[Data items]
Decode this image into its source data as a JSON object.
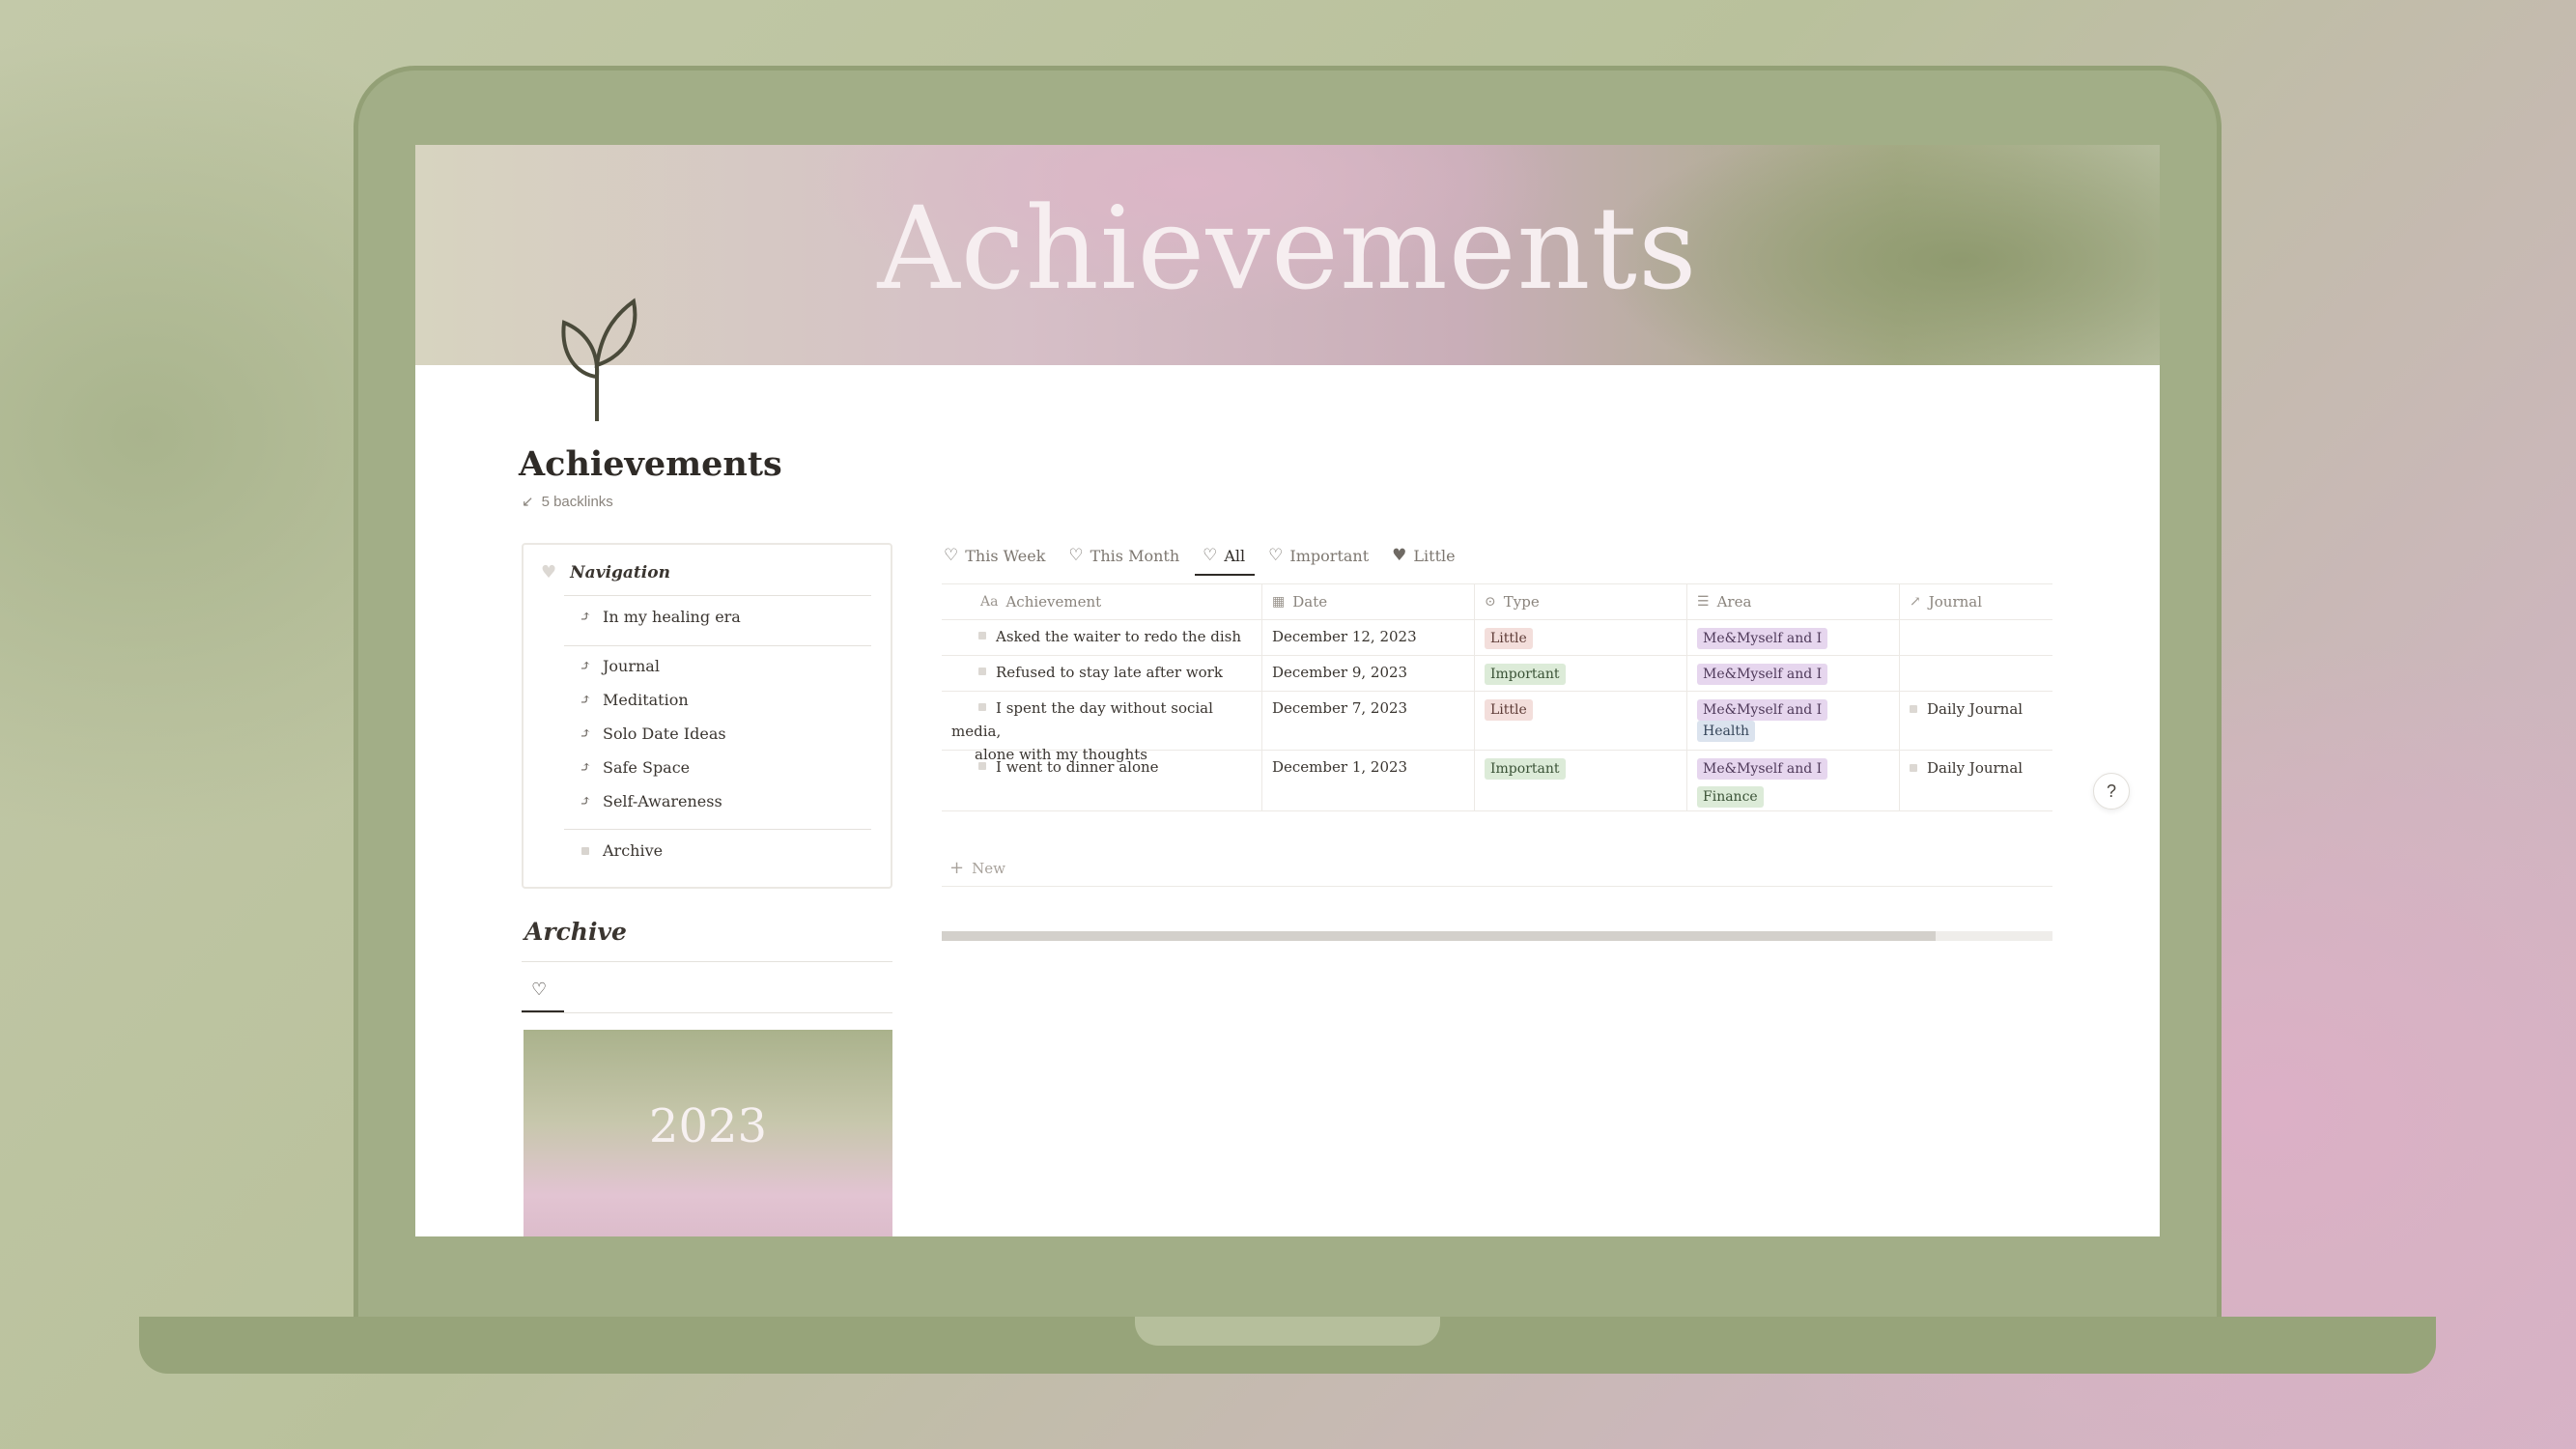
{
  "cover": {
    "title": "Achievements"
  },
  "page": {
    "title": "Achievements",
    "backlinks": "5 backlinks"
  },
  "navigation": {
    "heading": "Navigation",
    "items": [
      {
        "label": "In my healing era",
        "icon": "healing-icon"
      },
      {
        "label": "Journal",
        "icon": "journal-icon"
      },
      {
        "label": "Meditation",
        "icon": "meditation-icon"
      },
      {
        "label": "Solo Date Ideas",
        "icon": "solo-date-icon"
      },
      {
        "label": "Safe Space",
        "icon": "safe-space-icon"
      },
      {
        "label": "Self-Awareness",
        "icon": "self-awareness-icon"
      },
      {
        "label": "Archive",
        "icon": "page-icon"
      }
    ]
  },
  "archive": {
    "title": "Archive",
    "card_year": "2023"
  },
  "views": [
    {
      "label": "This Week",
      "icon": "heart-outline-icon"
    },
    {
      "label": "This Month",
      "icon": "heart-outline-icon"
    },
    {
      "label": "All",
      "icon": "heart-outline-icon",
      "active": true
    },
    {
      "label": "Important",
      "icon": "heart-pulse-icon"
    },
    {
      "label": "Little",
      "icon": "heart-filled-icon"
    }
  ],
  "table": {
    "columns": [
      {
        "label": "Achievement",
        "icon": "text-icon"
      },
      {
        "label": "Date",
        "icon": "calendar-icon"
      },
      {
        "label": "Type",
        "icon": "select-icon"
      },
      {
        "label": "Area",
        "icon": "multi-select-icon"
      },
      {
        "label": "Journal",
        "icon": "relation-arrow-icon"
      }
    ],
    "rows": [
      {
        "achievement": "Asked the waiter to redo the dish",
        "date": "December 12, 2023",
        "type": "Little",
        "area": [
          "Me&Myself and I"
        ],
        "journal": ""
      },
      {
        "achievement": "Refused to stay late after work",
        "date": "December 9, 2023",
        "type": "Important",
        "area": [
          "Me&Myself and I"
        ],
        "journal": ""
      },
      {
        "achievement_line1": "I spent the day without social media,",
        "achievement_line2": "alone with my thoughts",
        "date": "December 7, 2023",
        "type": "Little",
        "area": [
          "Me&Myself and I",
          "Health"
        ],
        "journal": "Daily Journal"
      },
      {
        "achievement": "I went to dinner alone",
        "date": "December 1, 2023",
        "type": "Important",
        "area": [
          "Me&Myself and I",
          "Finance"
        ],
        "journal": "Daily Journal"
      }
    ],
    "new_label": "New"
  },
  "scroll": {
    "thumb_fraction": 0.895
  },
  "help": {
    "label": "?"
  },
  "colors": {
    "laptop": "#a2ae87",
    "tag_little": "#f3dedb",
    "tag_important": "#dcebd8",
    "tag_me": "#e6d6ee",
    "tag_health": "#dbe3ee"
  }
}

Job: Print all of the entries word for word. Omit the pictures they contain.

Expected answer:
Decode this image into its source data as a JSON object.
{
  "cover": {
    "title": "Achievements"
  },
  "page": {
    "title": "Achievements",
    "backlinks": "5 backlinks"
  },
  "navigation": {
    "heading": "Navigation",
    "items": [
      {
        "label": "In my healing era",
        "icon": "healing-icon"
      },
      {
        "label": "Journal",
        "icon": "journal-icon"
      },
      {
        "label": "Meditation",
        "icon": "meditation-icon"
      },
      {
        "label": "Solo Date Ideas",
        "icon": "solo-date-icon"
      },
      {
        "label": "Safe Space",
        "icon": "safe-space-icon"
      },
      {
        "label": "Self-Awareness",
        "icon": "self-awareness-icon"
      },
      {
        "label": "Archive",
        "icon": "page-icon"
      }
    ]
  },
  "archive": {
    "title": "Archive",
    "card_year": "2023"
  },
  "views": [
    {
      "label": "This Week",
      "icon": "heart-outline-icon"
    },
    {
      "label": "This Month",
      "icon": "heart-outline-icon"
    },
    {
      "label": "All",
      "icon": "heart-outline-icon",
      "active": true
    },
    {
      "label": "Important",
      "icon": "heart-pulse-icon"
    },
    {
      "label": "Little",
      "icon": "heart-filled-icon"
    }
  ],
  "table": {
    "columns": [
      {
        "label": "Achievement",
        "icon": "text-icon"
      },
      {
        "label": "Date",
        "icon": "calendar-icon"
      },
      {
        "label": "Type",
        "icon": "select-icon"
      },
      {
        "label": "Area",
        "icon": "multi-select-icon"
      },
      {
        "label": "Journal",
        "icon": "relation-arrow-icon"
      }
    ],
    "rows": [
      {
        "achievement": "Asked the waiter to redo the dish",
        "date": "December 12, 2023",
        "type": "Little",
        "area": [
          "Me&Myself and I"
        ],
        "journal": ""
      },
      {
        "achievement": "Refused to stay late after work",
        "date": "December 9, 2023",
        "type": "Important",
        "area": [
          "Me&Myself and I"
        ],
        "journal": ""
      },
      {
        "achievement_line1": "I spent the day without social media,",
        "achievement_line2": "alone with my thoughts",
        "date": "December 7, 2023",
        "type": "Little",
        "area": [
          "Me&Myself and I",
          "Health"
        ],
        "journal": "Daily Journal"
      },
      {
        "achievement": "I went to dinner alone",
        "date": "December 1, 2023",
        "type": "Important",
        "area": [
          "Me&Myself and I",
          "Finance"
        ],
        "journal": "Daily Journal"
      }
    ],
    "new_label": "New"
  },
  "scroll": {
    "thumb_fraction": 0.895
  },
  "help": {
    "label": "?"
  },
  "colors": {
    "laptop": "#a2ae87",
    "tag_little": "#f3dedb",
    "tag_important": "#dcebd8",
    "tag_me": "#e6d6ee",
    "tag_health": "#dbe3ee"
  }
}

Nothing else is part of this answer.